• _Description of the task_: Reproduce the material from the line holding "legend-prompt-phase-marker — [204, 51, 222, 69]" through the line holding "x-tick-label-exponent: 0 —", both lines included, and give nothing else.

• _Supplied records_:
● ● ● ●

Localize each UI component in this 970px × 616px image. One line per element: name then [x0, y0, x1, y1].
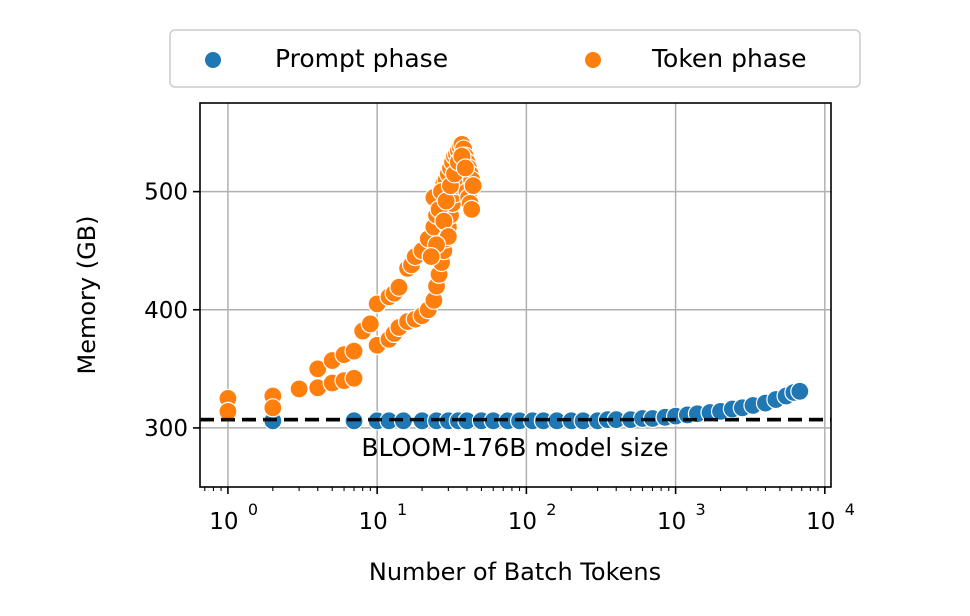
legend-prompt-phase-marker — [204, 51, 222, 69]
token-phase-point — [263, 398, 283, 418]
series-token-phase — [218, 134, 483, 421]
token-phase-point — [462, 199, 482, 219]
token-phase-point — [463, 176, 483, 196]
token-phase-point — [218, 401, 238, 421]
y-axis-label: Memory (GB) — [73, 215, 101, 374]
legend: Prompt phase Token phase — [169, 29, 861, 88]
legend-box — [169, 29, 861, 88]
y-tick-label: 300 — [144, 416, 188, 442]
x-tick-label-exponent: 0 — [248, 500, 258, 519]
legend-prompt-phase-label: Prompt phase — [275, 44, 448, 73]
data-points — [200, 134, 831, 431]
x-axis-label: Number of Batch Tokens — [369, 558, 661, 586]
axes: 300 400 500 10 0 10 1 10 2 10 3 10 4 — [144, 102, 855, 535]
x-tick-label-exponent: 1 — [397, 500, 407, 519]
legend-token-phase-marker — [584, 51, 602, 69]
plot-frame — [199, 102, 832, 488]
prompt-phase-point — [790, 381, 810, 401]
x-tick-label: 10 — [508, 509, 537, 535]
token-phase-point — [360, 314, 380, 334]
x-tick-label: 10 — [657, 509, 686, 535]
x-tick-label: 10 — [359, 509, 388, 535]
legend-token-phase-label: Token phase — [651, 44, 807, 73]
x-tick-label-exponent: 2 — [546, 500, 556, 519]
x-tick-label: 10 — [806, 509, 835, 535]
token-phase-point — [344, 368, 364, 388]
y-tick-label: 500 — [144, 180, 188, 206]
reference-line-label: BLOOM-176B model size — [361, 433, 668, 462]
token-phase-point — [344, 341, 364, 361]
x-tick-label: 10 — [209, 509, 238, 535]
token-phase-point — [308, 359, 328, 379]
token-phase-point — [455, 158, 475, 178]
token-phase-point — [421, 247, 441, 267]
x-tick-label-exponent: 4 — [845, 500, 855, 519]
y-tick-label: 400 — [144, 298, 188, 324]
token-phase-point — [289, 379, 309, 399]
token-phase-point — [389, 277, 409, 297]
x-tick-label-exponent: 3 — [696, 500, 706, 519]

● ● ● ●

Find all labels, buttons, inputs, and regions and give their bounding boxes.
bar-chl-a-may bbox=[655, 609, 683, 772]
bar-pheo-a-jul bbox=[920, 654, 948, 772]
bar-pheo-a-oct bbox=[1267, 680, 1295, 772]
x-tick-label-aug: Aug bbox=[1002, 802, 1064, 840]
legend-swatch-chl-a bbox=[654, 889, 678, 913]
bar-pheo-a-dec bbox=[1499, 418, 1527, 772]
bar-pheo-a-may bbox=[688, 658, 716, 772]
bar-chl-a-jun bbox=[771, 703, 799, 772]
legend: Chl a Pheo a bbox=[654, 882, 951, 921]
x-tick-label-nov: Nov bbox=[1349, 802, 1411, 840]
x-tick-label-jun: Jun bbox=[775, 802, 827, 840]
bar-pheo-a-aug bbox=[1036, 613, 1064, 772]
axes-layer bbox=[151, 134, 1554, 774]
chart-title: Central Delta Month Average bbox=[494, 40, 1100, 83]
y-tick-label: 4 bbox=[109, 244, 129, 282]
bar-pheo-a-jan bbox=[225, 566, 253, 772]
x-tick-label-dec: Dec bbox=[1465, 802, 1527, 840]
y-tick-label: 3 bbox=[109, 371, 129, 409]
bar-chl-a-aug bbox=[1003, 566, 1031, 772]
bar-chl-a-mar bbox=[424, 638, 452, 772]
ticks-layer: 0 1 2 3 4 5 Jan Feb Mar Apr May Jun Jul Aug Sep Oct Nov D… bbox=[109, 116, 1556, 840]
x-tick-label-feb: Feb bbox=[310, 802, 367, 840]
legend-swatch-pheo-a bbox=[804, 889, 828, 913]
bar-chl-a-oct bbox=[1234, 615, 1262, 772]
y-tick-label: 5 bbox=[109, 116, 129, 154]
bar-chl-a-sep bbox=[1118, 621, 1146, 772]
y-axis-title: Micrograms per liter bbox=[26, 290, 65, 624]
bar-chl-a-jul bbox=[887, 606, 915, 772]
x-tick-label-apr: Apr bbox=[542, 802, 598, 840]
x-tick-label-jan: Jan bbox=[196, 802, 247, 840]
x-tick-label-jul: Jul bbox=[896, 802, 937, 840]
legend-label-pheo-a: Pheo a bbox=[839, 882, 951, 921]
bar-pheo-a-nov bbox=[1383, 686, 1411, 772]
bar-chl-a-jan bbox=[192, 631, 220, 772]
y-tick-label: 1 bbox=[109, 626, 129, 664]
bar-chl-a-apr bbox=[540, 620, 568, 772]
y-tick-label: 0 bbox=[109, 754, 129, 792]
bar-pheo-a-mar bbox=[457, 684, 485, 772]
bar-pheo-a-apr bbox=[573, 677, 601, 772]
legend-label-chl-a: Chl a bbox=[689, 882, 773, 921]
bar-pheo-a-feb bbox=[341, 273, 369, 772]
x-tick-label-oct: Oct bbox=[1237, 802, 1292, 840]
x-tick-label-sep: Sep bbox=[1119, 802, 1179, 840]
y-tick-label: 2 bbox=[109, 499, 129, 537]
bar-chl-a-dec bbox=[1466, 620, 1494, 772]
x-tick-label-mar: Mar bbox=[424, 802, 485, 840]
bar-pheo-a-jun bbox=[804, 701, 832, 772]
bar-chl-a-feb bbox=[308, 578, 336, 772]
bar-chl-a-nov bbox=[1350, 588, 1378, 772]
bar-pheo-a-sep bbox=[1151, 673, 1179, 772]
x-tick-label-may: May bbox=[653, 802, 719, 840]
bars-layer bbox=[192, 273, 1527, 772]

● ● ● ●

• _Problem solution_:
legend-prompt-phase-marker — [204, 51, 222, 69]
token-phase-point — [263, 398, 283, 418]
series-token-phase — [218, 134, 483, 421]
token-phase-point — [462, 199, 482, 219]
token-phase-point — [463, 176, 483, 196]
token-phase-point — [218, 401, 238, 421]
y-axis-label: Memory (GB) — [73, 215, 101, 374]
legend: Prompt phase Token phase — [169, 29, 861, 88]
legend-box — [169, 29, 861, 88]
y-tick-label: 300 — [144, 416, 188, 442]
x-tick-label-exponent: 0 — [248, 500, 258, 519]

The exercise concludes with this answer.